>> Start Extracted data

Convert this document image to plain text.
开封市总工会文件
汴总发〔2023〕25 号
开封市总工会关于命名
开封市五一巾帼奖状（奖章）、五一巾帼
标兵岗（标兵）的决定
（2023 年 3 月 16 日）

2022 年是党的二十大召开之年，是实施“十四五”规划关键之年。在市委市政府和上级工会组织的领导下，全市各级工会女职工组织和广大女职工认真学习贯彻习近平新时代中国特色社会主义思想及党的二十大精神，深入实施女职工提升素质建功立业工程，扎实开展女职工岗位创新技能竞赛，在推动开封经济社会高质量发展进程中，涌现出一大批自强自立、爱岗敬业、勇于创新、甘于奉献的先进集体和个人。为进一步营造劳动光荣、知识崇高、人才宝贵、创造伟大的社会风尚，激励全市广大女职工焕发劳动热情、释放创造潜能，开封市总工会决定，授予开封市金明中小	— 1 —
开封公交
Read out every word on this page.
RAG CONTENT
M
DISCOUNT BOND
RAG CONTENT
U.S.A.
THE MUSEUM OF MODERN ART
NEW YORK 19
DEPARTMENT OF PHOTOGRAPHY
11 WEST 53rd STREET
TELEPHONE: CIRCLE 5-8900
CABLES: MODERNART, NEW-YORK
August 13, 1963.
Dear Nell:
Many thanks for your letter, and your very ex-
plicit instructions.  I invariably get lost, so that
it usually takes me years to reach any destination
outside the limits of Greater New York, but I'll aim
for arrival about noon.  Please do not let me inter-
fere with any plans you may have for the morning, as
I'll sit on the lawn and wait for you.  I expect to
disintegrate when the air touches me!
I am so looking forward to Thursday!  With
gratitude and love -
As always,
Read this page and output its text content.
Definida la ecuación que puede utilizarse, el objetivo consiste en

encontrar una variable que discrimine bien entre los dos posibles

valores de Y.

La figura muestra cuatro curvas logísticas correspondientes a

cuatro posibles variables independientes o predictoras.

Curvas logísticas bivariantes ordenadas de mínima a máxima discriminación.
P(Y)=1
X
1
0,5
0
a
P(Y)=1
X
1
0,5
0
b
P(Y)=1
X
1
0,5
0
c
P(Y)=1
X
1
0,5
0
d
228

>> End Extracted data

Starting at the line that contains "Read out every word on this page.", repeat each line exactly through the last one in the listing. Include both of those lines and nothing more.

Read out every word on this page.
RAG CONTENT
M
DISCOUNT BOND
RAG CONTENT
U.S.A.
THE MUSEUM OF MODERN ART
NEW YORK 19
DEPARTMENT OF PHOTOGRAPHY
11 WEST 53rd STREET
TELEPHONE: CIRCLE 5-8900
CABLES: MODERNART, NEW-YORK
August 13, 1963.
Dear Nell:
Many thanks for your letter, and your very ex-
plicit instructions.  I invariably get lost, so that
it usually takes me years to reach any destination
outside the limits of Greater New York, but I'll aim
for arrival about noon.  Please do not let me inter-
fere with any plans you may have for the morning, as
I'll sit on the lawn and wait for you.  I expect to
disintegrate when the air touches me!
I am so looking forward to Thursday!  With
gratitude and love -
As always,
Read this page and output its text content.
Definida la ecuación que puede utilizarse, el objetivo consiste en

encontrar una variable que discrimine bien entre los dos posibles

valores de Y.

La figura muestra cuatro curvas logísticas correspondientes a

cuatro posibles variables independientes o predictoras.

Curvas logísticas bivariantes ordenadas de mínima a máxima discriminación.
P(Y)=1
X
1
0,5
0
a
P(Y)=1
X
1
0,5
0
b
P(Y)=1
X
1
0,5
0
c
P(Y)=1
X
1
0,5
0
d
228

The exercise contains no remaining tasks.